● RAW RECORDS:
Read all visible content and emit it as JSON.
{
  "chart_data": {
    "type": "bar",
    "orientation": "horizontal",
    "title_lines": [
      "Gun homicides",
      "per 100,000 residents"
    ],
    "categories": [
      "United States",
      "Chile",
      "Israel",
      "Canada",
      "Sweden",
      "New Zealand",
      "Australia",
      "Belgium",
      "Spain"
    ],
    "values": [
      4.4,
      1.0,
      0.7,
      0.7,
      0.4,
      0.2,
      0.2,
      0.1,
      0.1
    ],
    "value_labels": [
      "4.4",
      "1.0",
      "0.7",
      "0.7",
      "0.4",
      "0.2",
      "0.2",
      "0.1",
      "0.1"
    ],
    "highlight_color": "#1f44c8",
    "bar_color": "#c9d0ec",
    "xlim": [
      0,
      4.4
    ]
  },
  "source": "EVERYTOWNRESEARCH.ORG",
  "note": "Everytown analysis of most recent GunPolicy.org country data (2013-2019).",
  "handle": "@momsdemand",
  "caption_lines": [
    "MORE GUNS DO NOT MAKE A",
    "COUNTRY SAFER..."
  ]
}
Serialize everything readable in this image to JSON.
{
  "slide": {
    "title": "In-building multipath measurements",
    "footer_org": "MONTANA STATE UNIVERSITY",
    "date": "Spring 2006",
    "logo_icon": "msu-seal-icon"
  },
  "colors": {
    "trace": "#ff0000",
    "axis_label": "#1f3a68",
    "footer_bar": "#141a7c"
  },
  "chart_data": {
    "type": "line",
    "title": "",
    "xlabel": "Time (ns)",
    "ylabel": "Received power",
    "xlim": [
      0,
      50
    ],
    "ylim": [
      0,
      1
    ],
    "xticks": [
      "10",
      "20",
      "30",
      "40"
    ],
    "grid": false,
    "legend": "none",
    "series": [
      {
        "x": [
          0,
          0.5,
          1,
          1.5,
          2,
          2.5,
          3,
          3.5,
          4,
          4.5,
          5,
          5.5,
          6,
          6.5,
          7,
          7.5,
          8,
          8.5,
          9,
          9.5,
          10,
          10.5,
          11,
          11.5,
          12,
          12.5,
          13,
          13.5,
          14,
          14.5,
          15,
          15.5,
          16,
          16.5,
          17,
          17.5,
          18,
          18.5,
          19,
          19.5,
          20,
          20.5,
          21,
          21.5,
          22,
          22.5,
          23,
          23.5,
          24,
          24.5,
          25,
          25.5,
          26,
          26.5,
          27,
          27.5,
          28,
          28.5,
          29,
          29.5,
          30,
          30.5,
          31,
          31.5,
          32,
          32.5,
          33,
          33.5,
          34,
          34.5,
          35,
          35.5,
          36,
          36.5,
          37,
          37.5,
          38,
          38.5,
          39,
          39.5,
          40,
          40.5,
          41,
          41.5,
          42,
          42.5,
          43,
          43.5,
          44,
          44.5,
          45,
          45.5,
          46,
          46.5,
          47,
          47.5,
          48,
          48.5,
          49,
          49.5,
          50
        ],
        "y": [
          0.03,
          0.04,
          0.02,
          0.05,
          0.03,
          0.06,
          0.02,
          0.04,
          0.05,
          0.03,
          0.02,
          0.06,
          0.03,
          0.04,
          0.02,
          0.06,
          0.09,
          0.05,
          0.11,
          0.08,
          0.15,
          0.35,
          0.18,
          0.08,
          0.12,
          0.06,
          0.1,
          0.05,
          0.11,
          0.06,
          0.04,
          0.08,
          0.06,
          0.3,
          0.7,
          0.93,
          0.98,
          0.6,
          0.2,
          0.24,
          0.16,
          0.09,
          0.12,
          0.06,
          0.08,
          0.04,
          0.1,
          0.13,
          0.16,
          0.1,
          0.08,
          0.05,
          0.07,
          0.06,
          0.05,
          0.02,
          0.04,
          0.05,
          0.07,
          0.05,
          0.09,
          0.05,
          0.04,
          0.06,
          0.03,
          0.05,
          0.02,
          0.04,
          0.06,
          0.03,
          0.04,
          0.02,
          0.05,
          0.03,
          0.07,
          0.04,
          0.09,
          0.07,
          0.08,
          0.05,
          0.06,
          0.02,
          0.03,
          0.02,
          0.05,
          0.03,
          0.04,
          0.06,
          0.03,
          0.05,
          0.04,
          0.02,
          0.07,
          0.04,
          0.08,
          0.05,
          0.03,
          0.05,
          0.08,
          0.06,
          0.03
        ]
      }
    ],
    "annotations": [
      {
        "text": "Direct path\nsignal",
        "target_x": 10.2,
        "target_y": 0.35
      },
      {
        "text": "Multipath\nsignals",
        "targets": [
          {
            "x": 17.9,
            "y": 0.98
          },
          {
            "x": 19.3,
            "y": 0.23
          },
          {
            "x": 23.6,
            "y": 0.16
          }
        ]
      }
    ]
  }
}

● WRITTEN REQUEST: Restate the whole listing exactly, leaving out nothing.

● EXERCISE SOLUTION:
Read all visible content and emit it as JSON.
{
  "chart_data": {
    "type": "bar",
    "orientation": "horizontal",
    "title_lines": [
      "Gun homicides",
      "per 100,000 residents"
    ],
    "categories": [
      "United States",
      "Chile",
      "Israel",
      "Canada",
      "Sweden",
      "New Zealand",
      "Australia",
      "Belgium",
      "Spain"
    ],
    "values": [
      4.4,
      1.0,
      0.7,
      0.7,
      0.4,
      0.2,
      0.2,
      0.1,
      0.1
    ],
    "value_labels": [
      "4.4",
      "1.0",
      "0.7",
      "0.7",
      "0.4",
      "0.2",
      "0.2",
      "0.1",
      "0.1"
    ],
    "highlight_color": "#1f44c8",
    "bar_color": "#c9d0ec",
    "xlim": [
      0,
      4.4
    ]
  },
  "source": "EVERYTOWNRESEARCH.ORG",
  "note": "Everytown analysis of most recent GunPolicy.org country data (2013-2019).",
  "handle": "@momsdemand",
  "caption_lines": [
    "MORE GUNS DO NOT MAKE A",
    "COUNTRY SAFER..."
  ]
}
Serialize everything readable in this image to JSON.
{
  "slide": {
    "title": "In-building multipath measurements",
    "footer_org": "MONTANA STATE UNIVERSITY",
    "date": "Spring 2006",
    "logo_icon": "msu-seal-icon"
  },
  "colors": {
    "trace": "#ff0000",
    "axis_label": "#1f3a68",
    "footer_bar": "#141a7c"
  },
  "chart_data": {
    "type": "line",
    "title": "",
    "xlabel": "Time (ns)",
    "ylabel": "Received power",
    "xlim": [
      0,
      50
    ],
    "ylim": [
      0,
      1
    ],
    "xticks": [
      "10",
      "20",
      "30",
      "40"
    ],
    "grid": false,
    "legend": "none",
    "series": [
      {
        "x": [
          0,
          0.5,
          1,
          1.5,
          2,
          2.5,
          3,
          3.5,
          4,
          4.5,
          5,
          5.5,
          6,
          6.5,
          7,
          7.5,
          8,
          8.5,
          9,
          9.5,
          10,
          10.5,
          11,
          11.5,
          12,
          12.5,
          13,
          13.5,
          14,
          14.5,
          15,
          15.5,
          16,
          16.5,
          17,
          17.5,
          18,
          18.5,
          19,
          19.5,
          20,
          20.5,
          21,
          21.5,
          22,
          22.5,
          23,
          23.5,
          24,
          24.5,
          25,
          25.5,
          26,
          26.5,
          27,
          27.5,
          28,
          28.5,
          29,
          29.5,
          30,
          30.5,
          31,
          31.5,
          32,
          32.5,
          33,
          33.5,
          34,
          34.5,
          35,
          35.5,
          36,
          36.5,
          37,
          37.5,
          38,
          38.5,
          39,
          39.5,
          40,
          40.5,
          41,
          41.5,
          42,
          42.5,
          43,
          43.5,
          44,
          44.5,
          45,
          45.5,
          46,
          46.5,
          47,
          47.5,
          48,
          48.5,
          49,
          49.5,
          50
        ],
        "y": [
          0.03,
          0.04,
          0.02,
          0.05,
          0.03,
          0.06,
          0.02,
          0.04,
          0.05,
          0.03,
          0.02,
          0.06,
          0.03,
          0.04,
          0.02,
          0.06,
          0.09,
          0.05,
          0.11,
          0.08,
          0.15,
          0.35,
          0.18,
          0.08,
          0.12,
          0.06,
          0.1,
          0.05,
          0.11,
          0.06,
          0.04,
          0.08,
          0.06,
          0.3,
          0.7,
          0.93,
          0.98,
          0.6,
          0.2,
          0.24,
          0.16,
          0.09,
          0.12,
          0.06,
          0.08,
          0.04,
          0.1,
          0.13,
          0.16,
          0.1,
          0.08,
          0.05,
          0.07,
          0.06,
          0.05,
          0.02,
          0.04,
          0.05,
          0.07,
          0.05,
          0.09,
          0.05,
          0.04,
          0.06,
          0.03,
          0.05,
          0.02,
          0.04,
          0.06,
          0.03,
          0.04,
          0.02,
          0.05,
          0.03,
          0.07,
          0.04,
          0.09,
          0.07,
          0.08,
          0.05,
          0.06,
          0.02,
          0.03,
          0.02,
          0.05,
          0.03,
          0.04,
          0.06,
          0.03,
          0.05,
          0.04,
          0.02,
          0.07,
          0.04,
          0.08,
          0.05,
          0.03,
          0.05,
          0.08,
          0.06,
          0.03
        ]
      }
    ],
    "annotations": [
      {
        "text": "Direct path\nsignal",
        "target_x": 10.2,
        "target_y": 0.35
      },
      {
        "text": "Multipath\nsignals",
        "targets": [
          {
            "x": 17.9,
            "y": 0.98
          },
          {
            "x": 19.3,
            "y": 0.23
          },
          {
            "x": 23.6,
            "y": 0.16
          }
        ]
      }
    ]
  }
}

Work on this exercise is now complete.